Short problem: Can you transcribe every line exactly and leave the pictures behind?

Recorded data

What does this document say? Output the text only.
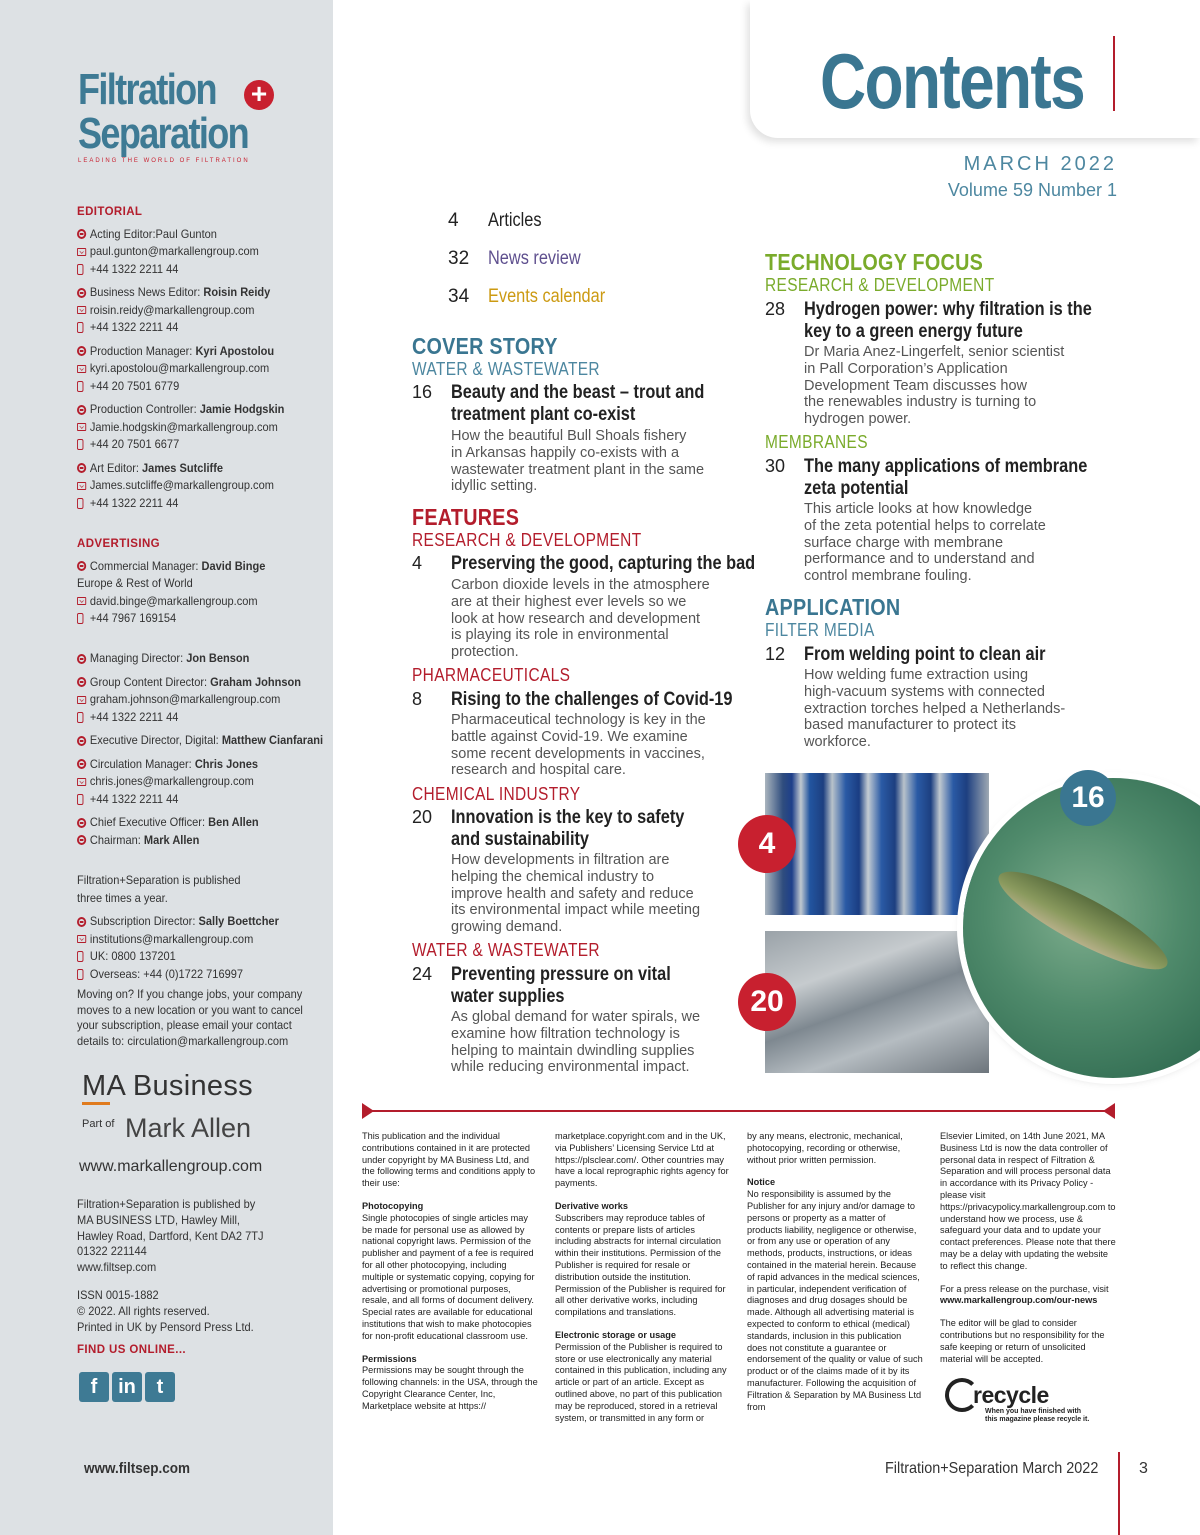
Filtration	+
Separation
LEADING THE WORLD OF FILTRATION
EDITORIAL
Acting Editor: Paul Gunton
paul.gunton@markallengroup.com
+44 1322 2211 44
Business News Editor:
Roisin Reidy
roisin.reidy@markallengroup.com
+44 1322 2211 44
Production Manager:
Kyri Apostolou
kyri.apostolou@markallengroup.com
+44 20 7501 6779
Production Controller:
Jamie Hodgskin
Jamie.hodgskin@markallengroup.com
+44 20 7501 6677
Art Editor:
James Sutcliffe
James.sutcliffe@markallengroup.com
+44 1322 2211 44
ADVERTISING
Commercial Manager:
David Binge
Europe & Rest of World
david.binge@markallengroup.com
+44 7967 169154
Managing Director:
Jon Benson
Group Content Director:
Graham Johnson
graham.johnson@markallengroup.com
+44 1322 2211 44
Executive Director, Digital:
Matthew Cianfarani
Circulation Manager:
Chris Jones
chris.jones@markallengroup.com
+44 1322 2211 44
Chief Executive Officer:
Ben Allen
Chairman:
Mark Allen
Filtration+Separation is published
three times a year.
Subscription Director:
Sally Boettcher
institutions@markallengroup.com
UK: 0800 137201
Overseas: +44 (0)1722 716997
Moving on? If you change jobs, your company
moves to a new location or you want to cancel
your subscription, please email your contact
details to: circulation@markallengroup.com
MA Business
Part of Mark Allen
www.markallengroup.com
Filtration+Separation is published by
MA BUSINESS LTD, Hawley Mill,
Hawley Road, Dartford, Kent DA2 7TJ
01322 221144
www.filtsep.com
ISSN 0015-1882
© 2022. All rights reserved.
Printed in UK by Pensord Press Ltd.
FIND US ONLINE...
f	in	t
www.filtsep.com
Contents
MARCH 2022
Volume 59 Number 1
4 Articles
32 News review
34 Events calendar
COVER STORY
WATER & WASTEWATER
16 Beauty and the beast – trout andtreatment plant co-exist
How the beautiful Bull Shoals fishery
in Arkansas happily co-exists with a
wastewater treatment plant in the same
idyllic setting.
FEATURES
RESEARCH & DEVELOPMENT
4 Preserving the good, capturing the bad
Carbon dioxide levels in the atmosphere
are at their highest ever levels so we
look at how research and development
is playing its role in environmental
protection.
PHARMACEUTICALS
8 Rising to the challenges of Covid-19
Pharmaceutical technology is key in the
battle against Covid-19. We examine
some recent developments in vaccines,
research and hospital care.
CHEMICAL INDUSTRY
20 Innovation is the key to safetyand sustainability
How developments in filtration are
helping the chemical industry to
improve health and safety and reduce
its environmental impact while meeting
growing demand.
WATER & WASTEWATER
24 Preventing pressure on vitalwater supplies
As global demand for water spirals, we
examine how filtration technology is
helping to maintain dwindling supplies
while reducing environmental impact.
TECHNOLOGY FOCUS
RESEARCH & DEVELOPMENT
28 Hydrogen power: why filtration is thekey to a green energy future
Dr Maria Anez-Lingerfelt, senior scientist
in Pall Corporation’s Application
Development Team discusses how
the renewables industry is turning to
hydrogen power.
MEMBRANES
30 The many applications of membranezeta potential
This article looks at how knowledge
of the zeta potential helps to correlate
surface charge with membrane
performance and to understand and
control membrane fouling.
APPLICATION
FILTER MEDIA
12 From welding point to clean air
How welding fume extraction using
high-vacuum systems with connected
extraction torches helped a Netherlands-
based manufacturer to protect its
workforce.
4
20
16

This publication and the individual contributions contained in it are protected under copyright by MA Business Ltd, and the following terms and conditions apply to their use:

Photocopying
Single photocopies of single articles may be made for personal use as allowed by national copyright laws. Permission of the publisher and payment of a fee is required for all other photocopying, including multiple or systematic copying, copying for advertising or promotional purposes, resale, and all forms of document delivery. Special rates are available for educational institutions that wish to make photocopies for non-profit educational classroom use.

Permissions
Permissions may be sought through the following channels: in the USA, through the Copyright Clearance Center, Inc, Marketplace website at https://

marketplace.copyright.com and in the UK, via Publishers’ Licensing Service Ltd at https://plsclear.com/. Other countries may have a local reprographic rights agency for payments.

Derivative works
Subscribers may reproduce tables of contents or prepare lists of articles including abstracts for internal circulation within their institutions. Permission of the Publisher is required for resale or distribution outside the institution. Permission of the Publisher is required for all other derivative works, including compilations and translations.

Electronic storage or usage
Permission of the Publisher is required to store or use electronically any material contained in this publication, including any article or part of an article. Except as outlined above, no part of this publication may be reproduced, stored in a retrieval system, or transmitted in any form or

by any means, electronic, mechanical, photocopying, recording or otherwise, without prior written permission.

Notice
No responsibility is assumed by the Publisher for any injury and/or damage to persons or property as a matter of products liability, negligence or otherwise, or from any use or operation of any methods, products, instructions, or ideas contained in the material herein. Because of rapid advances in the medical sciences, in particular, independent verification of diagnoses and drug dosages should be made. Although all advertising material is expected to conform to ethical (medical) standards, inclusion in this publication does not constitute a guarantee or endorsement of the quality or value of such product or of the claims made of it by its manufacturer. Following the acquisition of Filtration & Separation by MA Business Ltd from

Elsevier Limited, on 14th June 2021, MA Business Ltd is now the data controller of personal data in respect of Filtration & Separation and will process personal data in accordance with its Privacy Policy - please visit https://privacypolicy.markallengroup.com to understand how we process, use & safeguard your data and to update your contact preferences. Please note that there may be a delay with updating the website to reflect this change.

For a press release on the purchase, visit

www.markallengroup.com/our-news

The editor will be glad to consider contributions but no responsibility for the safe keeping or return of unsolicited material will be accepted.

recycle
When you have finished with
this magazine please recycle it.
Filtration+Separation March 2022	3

Correct response:
What does this document say? Output the text only.
Filtration	+
Separation
LEADING THE WORLD OF FILTRATION
EDITORIAL
Acting Editor: Paul Gunton
paul.gunton@markallengroup.com
+44 1322 2211 44
Business News Editor:
Roisin Reidy
roisin.reidy@markallengroup.com
+44 1322 2211 44
Production Manager:
Kyri Apostolou
kyri.apostolou@markallengroup.com
+44 20 7501 6779
Production Controller:
Jamie Hodgskin
Jamie.hodgskin@markallengroup.com
+44 20 7501 6677
Art Editor:
James Sutcliffe
James.sutcliffe@markallengroup.com
+44 1322 2211 44
ADVERTISING
Commercial Manager:
David Binge
Europe & Rest of World
david.binge@markallengroup.com
+44 7967 169154
Managing Director:
Jon Benson
Group Content Director:
Graham Johnson
graham.johnson@markallengroup.com
+44 1322 2211 44
Executive Director, Digital:
Matthew Cianfarani
Circulation Manager:
Chris Jones
chris.jones@markallengroup.com
+44 1322 2211 44
Chief Executive Officer:
Ben Allen
Chairman:
Mark Allen
Filtration+Separation is published
three times a year.
Subscription Director:
Sally Boettcher
institutions@markallengroup.com
UK: 0800 137201
Overseas: +44 (0)1722 716997
Moving on? If you change jobs, your company
moves to a new location or you want to cancel
your subscription, please email your contact
details to: circulation@markallengroup.com
MA Business
Part of Mark Allen
www.markallengroup.com
Filtration+Separation is published by
MA BUSINESS LTD, Hawley Mill,
Hawley Road, Dartford, Kent DA2 7TJ
01322 221144
www.filtsep.com
ISSN 0015-1882
© 2022. All rights reserved.
Printed in UK by Pensord Press Ltd.
FIND US ONLINE...
f	in	t
www.filtsep.com
Contents
MARCH 2022
Volume 59 Number 1
4 Articles
32 News review
34 Events calendar
COVER STORY
WATER & WASTEWATER
16 Beauty and the beast – trout andtreatment plant co-exist
How the beautiful Bull Shoals fishery
in Arkansas happily co-exists with a
wastewater treatment plant in the same
idyllic setting.
FEATURES
RESEARCH & DEVELOPMENT
4 Preserving the good, capturing the bad
Carbon dioxide levels in the atmosphere
are at their highest ever levels so we
look at how research and development
is playing its role in environmental
protection.
PHARMACEUTICALS
8 Rising to the challenges of Covid-19
Pharmaceutical technology is key in the
battle against Covid-19. We examine
some recent developments in vaccines,
research and hospital care.
CHEMICAL INDUSTRY
20 Innovation is the key to safetyand sustainability
How developments in filtration are
helping the chemical industry to
improve health and safety and reduce
its environmental impact while meeting
growing demand.
WATER & WASTEWATER
24 Preventing pressure on vitalwater supplies
As global demand for water spirals, we
examine how filtration technology is
helping to maintain dwindling supplies
while reducing environmental impact.
TECHNOLOGY FOCUS
RESEARCH & DEVELOPMENT
28 Hydrogen power: why filtration is thekey to a green energy future
Dr Maria Anez-Lingerfelt, senior scientist
in Pall Corporation’s Application
Development Team discusses how
the renewables industry is turning to
hydrogen power.
MEMBRANES
30 The many applications of membranezeta potential
This article looks at how knowledge
of the zeta potential helps to correlate
surface charge with membrane
performance and to understand and
control membrane fouling.
APPLICATION
FILTER MEDIA
12 From welding point to clean air
How welding fume extraction using
high-vacuum systems with connected
extraction torches helped a Netherlands-
based manufacturer to protect its
workforce.
4
20
16

This publication and the individual contributions contained in it are protected under copyright by MA Business Ltd, and the following terms and conditions apply to their use:

Photocopying
Single photocopies of single articles may be made for personal use as allowed by national copyright laws. Permission of the publisher and payment of a fee is required for all other photocopying, including multiple or systematic copying, copying for advertising or promotional purposes, resale, and all forms of document delivery. Special rates are available for educational institutions that wish to make photocopies for non-profit educational classroom use.

Permissions
Permissions may be sought through the following channels: in the USA, through the Copyright Clearance Center, Inc, Marketplace website at https://

marketplace.copyright.com and in the UK, via Publishers’ Licensing Service Ltd at https://plsclear.com/. Other countries may have a local reprographic rights agency for payments.

Derivative works
Subscribers may reproduce tables of contents or prepare lists of articles including abstracts for internal circulation within their institutions. Permission of the Publisher is required for resale or distribution outside the institution. Permission of the Publisher is required for all other derivative works, including compilations and translations.

Electronic storage or usage
Permission of the Publisher is required to store or use electronically any material contained in this publication, including any article or part of an article. Except as outlined above, no part of this publication may be reproduced, stored in a retrieval system, or transmitted in any form or

by any means, electronic, mechanical, photocopying, recording or otherwise, without prior written permission.

Notice
No responsibility is assumed by the Publisher for any injury and/or damage to persons or property as a matter of products liability, negligence or otherwise, or from any use or operation of any methods, products, instructions, or ideas contained in the material herein. Because of rapid advances in the medical sciences, in particular, independent verification of diagnoses and drug dosages should be made. Although all advertising material is expected to conform to ethical (medical) standards, inclusion in this publication does not constitute a guarantee or endorsement of the quality or value of such product or of the claims made of it by its manufacturer. Following the acquisition of Filtration & Separation by MA Business Ltd from

Elsevier Limited, on 14th June 2021, MA Business Ltd is now the data controller of personal data in respect of Filtration & Separation and will process personal data in accordance with its Privacy Policy - please visit https://privacypolicy.markallengroup.com to understand how we process, use & safeguard your data and to update your contact preferences. Please note that there may be a delay with updating the website to reflect this change.

For a press release on the purchase, visit

www.markallengroup.com/our-news

The editor will be glad to consider contributions but no responsibility for the safe keeping or return of unsolicited material will be accepted.

recycle
When you have finished with
this magazine please recycle it.
Filtration+Separation March 2022	3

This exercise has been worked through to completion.